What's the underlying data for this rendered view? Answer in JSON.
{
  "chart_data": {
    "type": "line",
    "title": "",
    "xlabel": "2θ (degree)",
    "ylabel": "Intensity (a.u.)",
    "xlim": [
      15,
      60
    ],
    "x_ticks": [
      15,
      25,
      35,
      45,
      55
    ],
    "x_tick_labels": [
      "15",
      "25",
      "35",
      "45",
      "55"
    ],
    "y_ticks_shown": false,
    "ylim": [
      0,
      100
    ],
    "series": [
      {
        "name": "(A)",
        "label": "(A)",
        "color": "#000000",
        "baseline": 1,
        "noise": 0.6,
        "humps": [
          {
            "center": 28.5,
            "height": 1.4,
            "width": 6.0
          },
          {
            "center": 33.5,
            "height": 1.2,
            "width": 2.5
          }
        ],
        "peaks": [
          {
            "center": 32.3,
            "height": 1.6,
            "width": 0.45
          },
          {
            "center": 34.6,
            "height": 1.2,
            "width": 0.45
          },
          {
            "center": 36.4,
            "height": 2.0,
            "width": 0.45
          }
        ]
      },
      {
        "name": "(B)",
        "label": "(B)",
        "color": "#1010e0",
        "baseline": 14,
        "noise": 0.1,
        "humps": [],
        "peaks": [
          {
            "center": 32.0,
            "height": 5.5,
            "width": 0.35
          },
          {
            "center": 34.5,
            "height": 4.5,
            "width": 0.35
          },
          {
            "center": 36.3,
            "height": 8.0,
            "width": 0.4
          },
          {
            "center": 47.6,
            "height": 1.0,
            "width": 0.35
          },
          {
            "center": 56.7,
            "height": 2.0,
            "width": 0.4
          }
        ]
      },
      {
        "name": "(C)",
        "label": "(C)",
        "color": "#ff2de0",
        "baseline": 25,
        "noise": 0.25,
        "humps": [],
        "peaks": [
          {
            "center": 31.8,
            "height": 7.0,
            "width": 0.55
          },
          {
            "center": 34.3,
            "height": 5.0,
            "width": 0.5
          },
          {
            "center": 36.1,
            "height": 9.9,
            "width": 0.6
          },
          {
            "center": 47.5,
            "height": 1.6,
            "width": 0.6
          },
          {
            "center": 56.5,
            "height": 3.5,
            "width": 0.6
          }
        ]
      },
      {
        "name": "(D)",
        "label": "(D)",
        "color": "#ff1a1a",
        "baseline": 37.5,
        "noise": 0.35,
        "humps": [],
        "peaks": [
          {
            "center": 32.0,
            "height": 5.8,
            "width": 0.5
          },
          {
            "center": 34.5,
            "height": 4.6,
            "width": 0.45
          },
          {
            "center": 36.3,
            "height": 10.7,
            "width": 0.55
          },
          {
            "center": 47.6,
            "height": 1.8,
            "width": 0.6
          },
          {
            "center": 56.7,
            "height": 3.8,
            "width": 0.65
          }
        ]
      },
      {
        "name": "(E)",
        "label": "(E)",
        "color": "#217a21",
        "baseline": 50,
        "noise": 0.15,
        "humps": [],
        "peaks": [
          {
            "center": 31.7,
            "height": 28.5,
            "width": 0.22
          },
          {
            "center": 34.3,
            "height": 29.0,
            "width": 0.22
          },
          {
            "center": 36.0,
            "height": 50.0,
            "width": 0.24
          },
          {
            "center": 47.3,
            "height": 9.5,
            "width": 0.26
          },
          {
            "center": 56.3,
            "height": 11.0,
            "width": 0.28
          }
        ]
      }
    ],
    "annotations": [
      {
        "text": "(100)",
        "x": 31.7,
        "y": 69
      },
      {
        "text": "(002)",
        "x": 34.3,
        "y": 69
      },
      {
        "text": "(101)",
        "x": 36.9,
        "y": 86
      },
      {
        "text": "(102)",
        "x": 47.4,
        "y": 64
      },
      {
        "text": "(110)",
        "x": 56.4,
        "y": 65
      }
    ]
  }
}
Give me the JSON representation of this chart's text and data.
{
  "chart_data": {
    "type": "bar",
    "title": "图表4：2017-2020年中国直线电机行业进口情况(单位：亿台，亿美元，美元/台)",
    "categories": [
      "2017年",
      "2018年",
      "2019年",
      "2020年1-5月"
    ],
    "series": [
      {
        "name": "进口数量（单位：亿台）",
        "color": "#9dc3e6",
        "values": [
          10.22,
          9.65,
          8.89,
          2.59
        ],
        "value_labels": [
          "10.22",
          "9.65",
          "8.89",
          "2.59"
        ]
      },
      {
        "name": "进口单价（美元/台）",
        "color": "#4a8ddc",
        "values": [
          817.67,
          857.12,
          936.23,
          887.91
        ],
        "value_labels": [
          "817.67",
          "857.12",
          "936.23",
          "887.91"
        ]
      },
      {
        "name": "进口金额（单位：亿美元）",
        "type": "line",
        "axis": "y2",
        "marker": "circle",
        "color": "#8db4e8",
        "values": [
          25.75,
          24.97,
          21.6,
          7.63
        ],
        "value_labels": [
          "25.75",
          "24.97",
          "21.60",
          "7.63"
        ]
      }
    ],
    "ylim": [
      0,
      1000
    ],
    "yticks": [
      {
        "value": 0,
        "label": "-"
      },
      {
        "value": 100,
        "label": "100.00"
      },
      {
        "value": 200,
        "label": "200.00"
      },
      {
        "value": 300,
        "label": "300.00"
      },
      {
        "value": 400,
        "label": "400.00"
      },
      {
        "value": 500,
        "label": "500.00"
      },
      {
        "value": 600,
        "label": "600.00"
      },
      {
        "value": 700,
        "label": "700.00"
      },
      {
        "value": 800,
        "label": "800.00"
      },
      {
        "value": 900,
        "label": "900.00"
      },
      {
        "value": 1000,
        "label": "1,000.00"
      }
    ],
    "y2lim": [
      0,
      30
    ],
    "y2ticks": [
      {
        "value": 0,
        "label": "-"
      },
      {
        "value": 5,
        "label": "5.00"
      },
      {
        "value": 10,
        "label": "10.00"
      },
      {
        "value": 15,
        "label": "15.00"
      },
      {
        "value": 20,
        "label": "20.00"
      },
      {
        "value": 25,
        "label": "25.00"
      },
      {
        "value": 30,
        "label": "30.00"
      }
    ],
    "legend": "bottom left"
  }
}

=== EXERCISE BRIEF ===
Report only how many lines in the entries contain "text".

=== OUTPUT ===
6